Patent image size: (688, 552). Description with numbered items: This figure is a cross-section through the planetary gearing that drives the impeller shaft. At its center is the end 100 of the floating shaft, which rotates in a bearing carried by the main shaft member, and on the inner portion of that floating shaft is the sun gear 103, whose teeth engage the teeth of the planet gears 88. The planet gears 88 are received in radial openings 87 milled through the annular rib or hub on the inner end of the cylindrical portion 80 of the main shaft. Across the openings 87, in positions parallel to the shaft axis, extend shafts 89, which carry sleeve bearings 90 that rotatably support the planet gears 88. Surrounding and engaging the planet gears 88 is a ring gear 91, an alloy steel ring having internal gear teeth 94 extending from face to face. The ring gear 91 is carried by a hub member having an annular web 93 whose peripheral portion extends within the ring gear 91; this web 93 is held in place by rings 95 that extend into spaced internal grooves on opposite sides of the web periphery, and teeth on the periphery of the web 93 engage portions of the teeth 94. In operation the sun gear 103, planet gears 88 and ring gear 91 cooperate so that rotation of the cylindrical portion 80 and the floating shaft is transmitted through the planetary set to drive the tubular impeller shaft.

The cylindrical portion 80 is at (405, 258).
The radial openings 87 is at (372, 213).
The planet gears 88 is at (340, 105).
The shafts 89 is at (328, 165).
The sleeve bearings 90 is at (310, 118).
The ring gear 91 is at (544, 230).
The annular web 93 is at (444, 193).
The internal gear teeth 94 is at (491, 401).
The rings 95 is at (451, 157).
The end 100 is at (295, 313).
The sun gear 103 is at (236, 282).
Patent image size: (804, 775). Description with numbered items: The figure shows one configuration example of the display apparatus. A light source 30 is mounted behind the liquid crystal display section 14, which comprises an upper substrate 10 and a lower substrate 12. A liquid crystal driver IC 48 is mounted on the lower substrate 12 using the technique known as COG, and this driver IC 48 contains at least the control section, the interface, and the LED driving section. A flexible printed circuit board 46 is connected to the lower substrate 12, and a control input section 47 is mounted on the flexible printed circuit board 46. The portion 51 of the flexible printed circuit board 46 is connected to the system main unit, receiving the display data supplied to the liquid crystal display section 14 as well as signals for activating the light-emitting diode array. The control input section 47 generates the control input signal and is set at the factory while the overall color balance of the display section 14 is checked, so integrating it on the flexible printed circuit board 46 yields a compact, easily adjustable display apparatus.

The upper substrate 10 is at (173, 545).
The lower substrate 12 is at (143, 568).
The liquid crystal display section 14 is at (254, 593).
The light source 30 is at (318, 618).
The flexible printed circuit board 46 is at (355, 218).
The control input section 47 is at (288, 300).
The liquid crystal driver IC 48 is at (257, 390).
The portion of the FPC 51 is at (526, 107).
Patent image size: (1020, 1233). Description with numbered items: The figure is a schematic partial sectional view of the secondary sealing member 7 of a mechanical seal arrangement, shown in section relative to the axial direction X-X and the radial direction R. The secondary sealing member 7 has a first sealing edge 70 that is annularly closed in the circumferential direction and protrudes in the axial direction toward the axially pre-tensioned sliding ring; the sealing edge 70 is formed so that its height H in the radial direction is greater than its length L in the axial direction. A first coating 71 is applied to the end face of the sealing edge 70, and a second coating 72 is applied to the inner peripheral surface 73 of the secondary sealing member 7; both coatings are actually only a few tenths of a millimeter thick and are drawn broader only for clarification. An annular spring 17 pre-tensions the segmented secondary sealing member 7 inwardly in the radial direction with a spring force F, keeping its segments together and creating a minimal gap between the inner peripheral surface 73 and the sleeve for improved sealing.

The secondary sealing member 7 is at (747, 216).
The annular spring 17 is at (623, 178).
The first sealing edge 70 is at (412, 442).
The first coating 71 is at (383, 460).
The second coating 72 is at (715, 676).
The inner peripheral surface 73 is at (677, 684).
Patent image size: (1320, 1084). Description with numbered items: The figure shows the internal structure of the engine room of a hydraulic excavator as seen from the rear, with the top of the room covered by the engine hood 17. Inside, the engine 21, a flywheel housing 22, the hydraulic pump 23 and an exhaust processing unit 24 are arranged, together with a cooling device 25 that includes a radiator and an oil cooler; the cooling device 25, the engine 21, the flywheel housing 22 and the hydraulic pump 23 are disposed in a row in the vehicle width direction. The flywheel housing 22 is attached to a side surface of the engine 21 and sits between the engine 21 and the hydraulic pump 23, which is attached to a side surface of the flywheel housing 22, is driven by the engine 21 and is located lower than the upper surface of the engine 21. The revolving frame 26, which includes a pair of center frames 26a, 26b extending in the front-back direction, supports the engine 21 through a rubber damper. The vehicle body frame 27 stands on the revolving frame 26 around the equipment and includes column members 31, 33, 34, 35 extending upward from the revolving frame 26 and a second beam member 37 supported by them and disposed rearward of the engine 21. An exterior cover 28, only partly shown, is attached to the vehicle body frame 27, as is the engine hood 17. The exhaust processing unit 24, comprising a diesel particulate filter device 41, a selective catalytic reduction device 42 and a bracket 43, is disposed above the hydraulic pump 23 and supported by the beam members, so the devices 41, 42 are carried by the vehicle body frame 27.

· · · ·

> **The task**: Identify every line in the records that contains the word "openings", and copy each such line in full.

> **Task result**:
Patent image size: (688, 552). Description with numbered items: This figure is a cross-section through the planetary gearing that drives the impeller shaft. At its center is the end 100 of the floating shaft, which rotates in a bearing carried by the main shaft member, and on the inner portion of that floating shaft is the sun gear 103, whose teeth engage the teeth of the planet gears 88. The planet gears 88 are received in radial openings 87 milled through the annular rib or hub on the inner end of the cylindrical portion 80 of the main shaft. Across the openings 87, in positions parallel to the shaft axis, extend shafts 89, which carry sleeve bearings 90 that rotatably support the planet gears 88. Surrounding and engaging the planet gears 88 is a ring gear 91, an alloy steel ring having internal gear teeth 94 extending from face to face. The ring gear 91 is carried by a hub member having an annular web 93 whose peripheral portion extends within the ring gear 91; this web 93 is held in place by rings 95 that extend into spaced internal grooves on opposite sides of the web periphery, and teeth on the periphery of the web 93 engage portions of the teeth 94. In operation the sun gear 103, planet gears 88 and ring gear 91 cooperate so that rotation of the cylindrical portion 80 and the floating shaft is transmitted through the planetary set to drive the tubular impeller shaft.
The radial openings 87 is at (372, 213).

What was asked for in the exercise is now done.